Direction ->
Transcribe the material exactly. Images do not belong in the copy.

□ □ □

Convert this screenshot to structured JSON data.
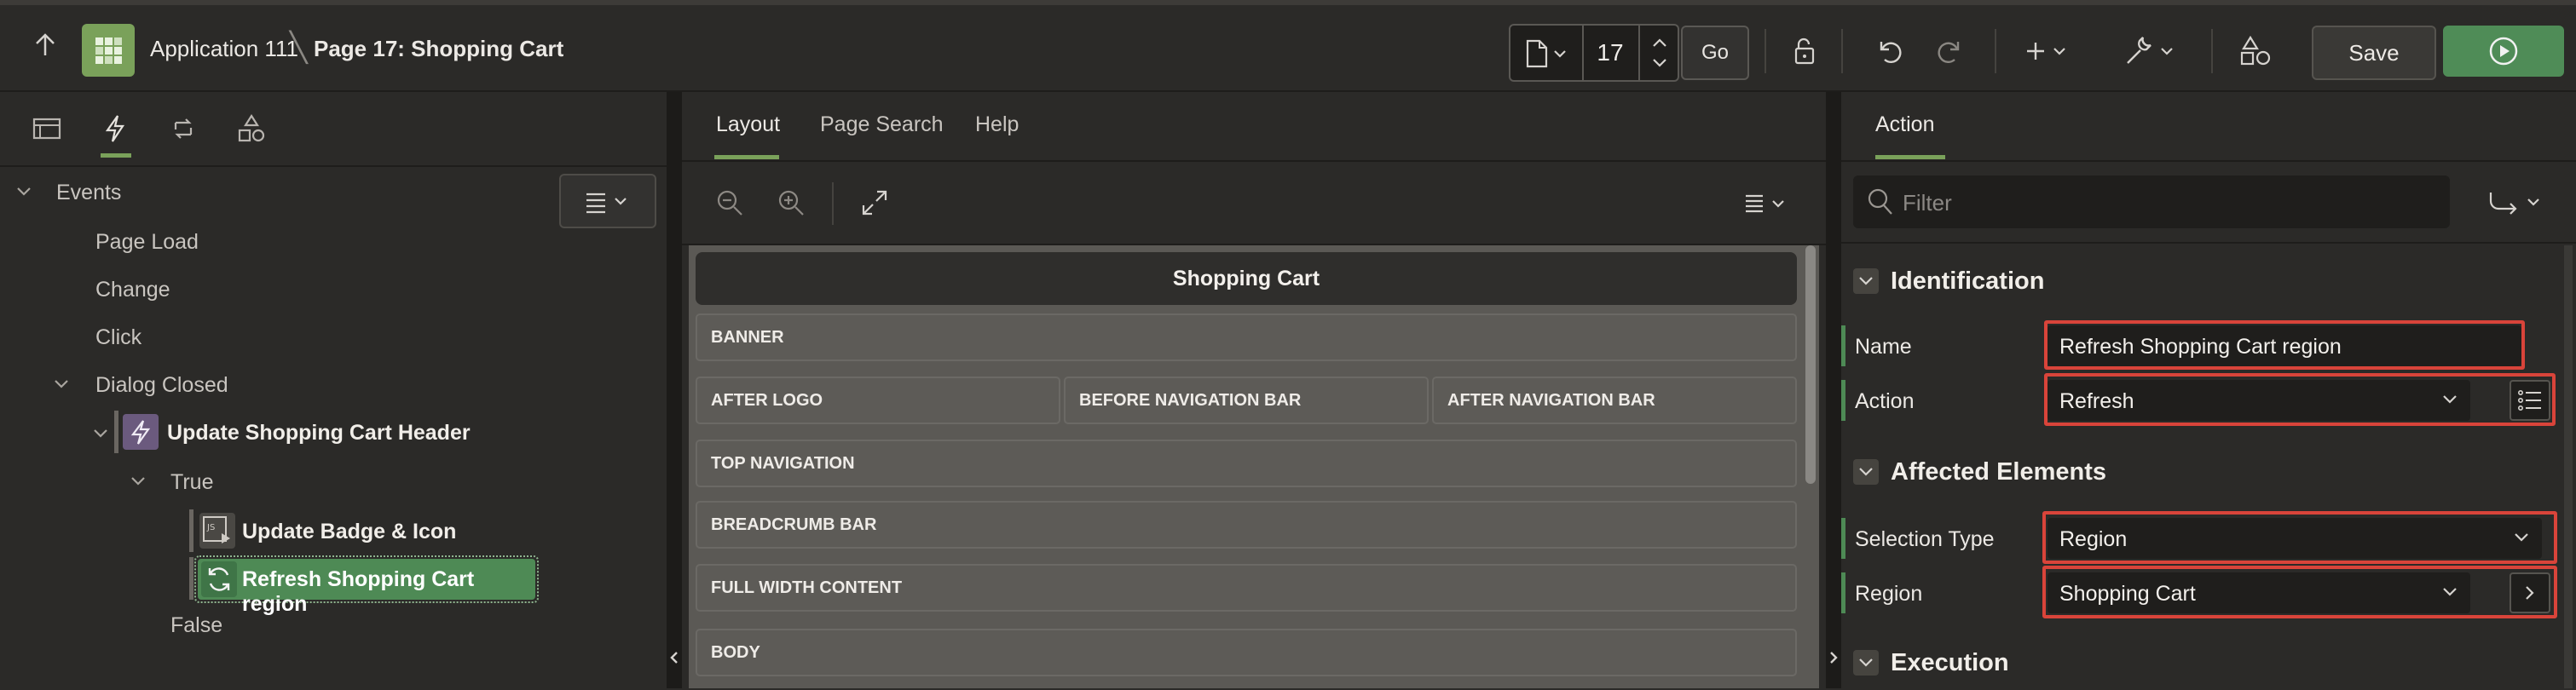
{
  "header": {
    "app_name": "Application 111",
    "page_name": "Page 17: Shopping Cart",
    "page_number": "17",
    "go_label": "Go",
    "save_label": "Save"
  },
  "left": {
    "tree": [
      {
        "label": "Events",
        "level": 0,
        "bold": false
      },
      {
        "label": "Page Load",
        "level": 1
      },
      {
        "label": "Change",
        "level": 1
      },
      {
        "label": "Click",
        "level": 1
      },
      {
        "label": "Dialog Closed",
        "level": 1
      },
      {
        "label": "Update Shopping Cart Header",
        "level": 2,
        "bold": true
      },
      {
        "label": "True",
        "level": 3
      },
      {
        "label": "Update Badge & Icon",
        "level": 4,
        "bold": true
      },
      {
        "label": "Refresh Shopping Cart region",
        "level": 4,
        "bold": true,
        "selected": true
      },
      {
        "label": "False",
        "level": 3
      }
    ]
  },
  "center": {
    "tabs": [
      "Layout",
      "Page Search",
      "Help"
    ],
    "page_title": "Shopping Cart",
    "regions": {
      "banner": "BANNER",
      "after_logo": "AFTER LOGO",
      "before_nav": "BEFORE NAVIGATION BAR",
      "after_nav": "AFTER NAVIGATION BAR",
      "top_nav": "TOP NAVIGATION",
      "breadcrumb": "BREADCRUMB BAR",
      "full_width": "FULL WIDTH CONTENT",
      "body": "BODY"
    }
  },
  "right": {
    "tab": "Action",
    "filter_placeholder": "Filter",
    "sections": {
      "identification": "Identification",
      "affected": "Affected Elements",
      "execution": "Execution"
    },
    "fields": {
      "name_label": "Name",
      "name_value": "Refresh Shopping Cart region",
      "action_label": "Action",
      "action_value": "Refresh",
      "selection_type_label": "Selection Type",
      "selection_type_value": "Region",
      "region_label": "Region",
      "region_value": "Shopping Cart"
    }
  },
  "colors": {
    "accent_green": "#7aa15a",
    "run_green": "#4f8c57",
    "highlight_red": "#d9443a",
    "selected_node": "#4e8a55"
  },
  "icons": [
    "up-arrow-icon",
    "app-icon",
    "page-icon",
    "lock-icon",
    "undo-icon",
    "redo-icon",
    "plus-icon",
    "wrench-icon",
    "shapes-icon",
    "run-icon",
    "rendering-icon",
    "dynamic-actions-icon",
    "processing-icon",
    "shared-components-icon",
    "zoom-out-icon",
    "zoom-in-icon",
    "expand-icon",
    "menu-icon",
    "search-icon",
    "goto-icon",
    "lightning-icon",
    "javascript-icon",
    "refresh-icon",
    "list-icon",
    "chevron-right-icon"
  ]
}
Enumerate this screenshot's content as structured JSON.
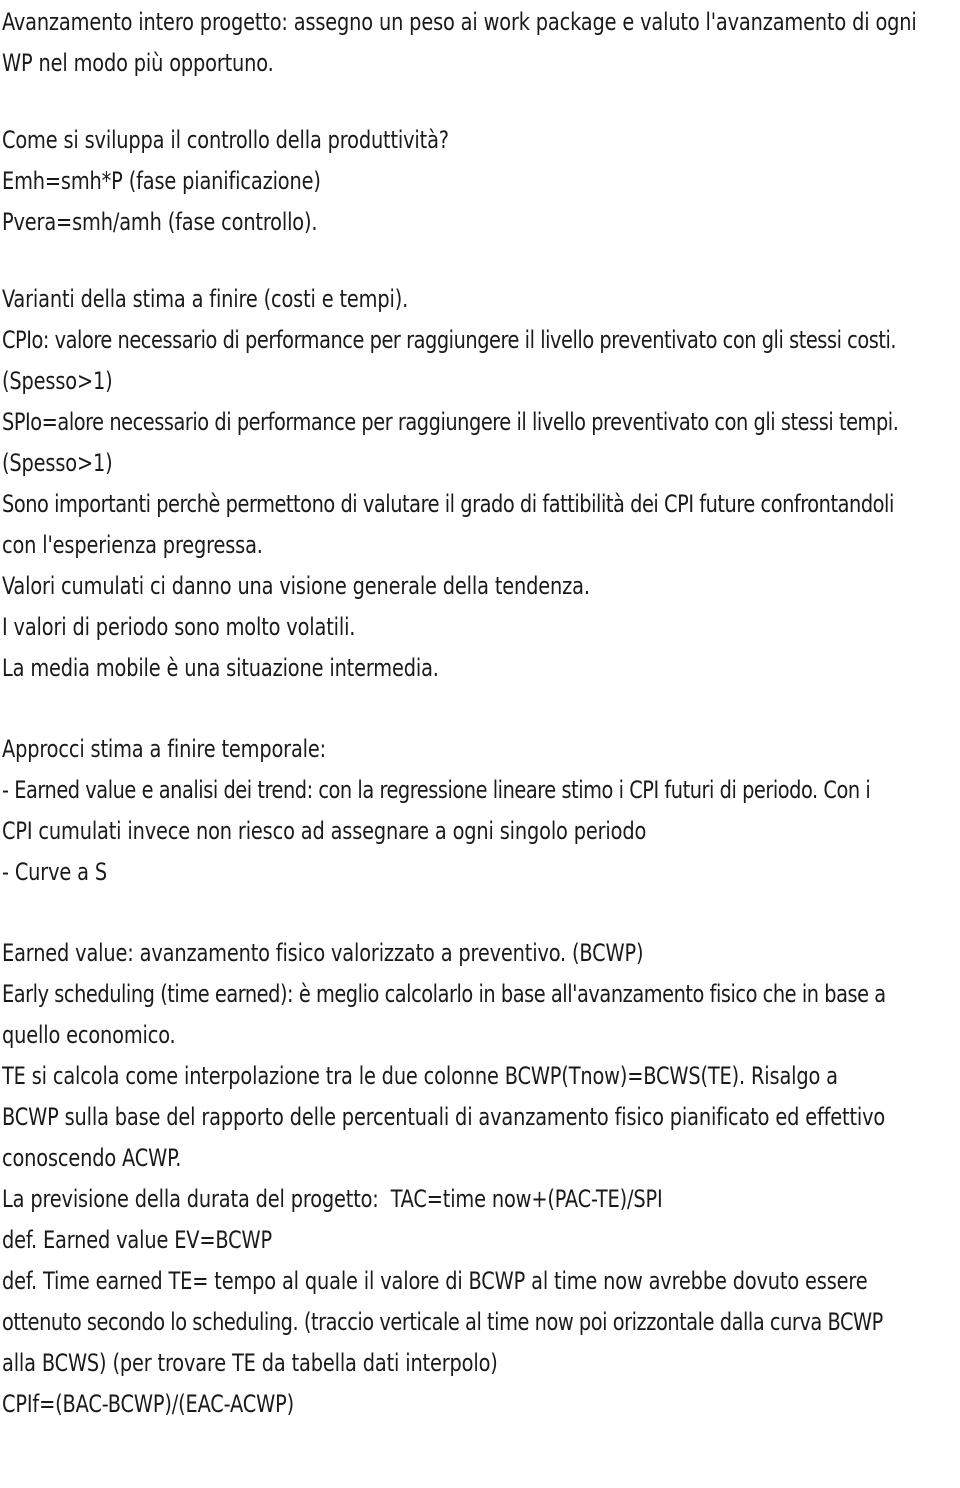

□ □ □

Solution to this problem ->
Convert this screenshot to structured JSON data.
{
  "header": {
    "app_name": "Application 111",
    "page_name": "Page 17: Shopping Cart",
    "page_number": "17",
    "go_label": "Go",
    "save_label": "Save"
  },
  "left": {
    "tree": [
      {
        "label": "Events",
        "level": 0,
        "bold": false
      },
      {
        "label": "Page Load",
        "level": 1
      },
      {
        "label": "Change",
        "level": 1
      },
      {
        "label": "Click",
        "level": 1
      },
      {
        "label": "Dialog Closed",
        "level": 1
      },
      {
        "label": "Update Shopping Cart Header",
        "level": 2,
        "bold": true
      },
      {
        "label": "True",
        "level": 3
      },
      {
        "label": "Update Badge & Icon",
        "level": 4,
        "bold": true
      },
      {
        "label": "Refresh Shopping Cart region",
        "level": 4,
        "bold": true,
        "selected": true
      },
      {
        "label": "False",
        "level": 3
      }
    ]
  },
  "center": {
    "tabs": [
      "Layout",
      "Page Search",
      "Help"
    ],
    "page_title": "Shopping Cart",
    "regions": {
      "banner": "BANNER",
      "after_logo": "AFTER LOGO",
      "before_nav": "BEFORE NAVIGATION BAR",
      "after_nav": "AFTER NAVIGATION BAR",
      "top_nav": "TOP NAVIGATION",
      "breadcrumb": "BREADCRUMB BAR",
      "full_width": "FULL WIDTH CONTENT",
      "body": "BODY"
    }
  },
  "right": {
    "tab": "Action",
    "filter_placeholder": "Filter",
    "sections": {
      "identification": "Identification",
      "affected": "Affected Elements",
      "execution": "Execution"
    },
    "fields": {
      "name_label": "Name",
      "name_value": "Refresh Shopping Cart region",
      "action_label": "Action",
      "action_value": "Refresh",
      "selection_type_label": "Selection Type",
      "selection_type_value": "Region",
      "region_label": "Region",
      "region_value": "Shopping Cart"
    }
  },
  "colors": {
    "accent_green": "#7aa15a",
    "run_green": "#4f8c57",
    "highlight_red": "#d9443a",
    "selected_node": "#4e8a55"
  },
  "icons": [
    "up-arrow-icon",
    "app-icon",
    "page-icon",
    "lock-icon",
    "undo-icon",
    "redo-icon",
    "plus-icon",
    "wrench-icon",
    "shapes-icon",
    "run-icon",
    "rendering-icon",
    "dynamic-actions-icon",
    "processing-icon",
    "shared-components-icon",
    "zoom-out-icon",
    "zoom-in-icon",
    "expand-icon",
    "menu-icon",
    "search-icon",
    "goto-icon",
    "lightning-icon",
    "javascript-icon",
    "refresh-icon",
    "list-icon",
    "chevron-right-icon"
  ]
}
Enumerate this screenshot's content as structured JSON.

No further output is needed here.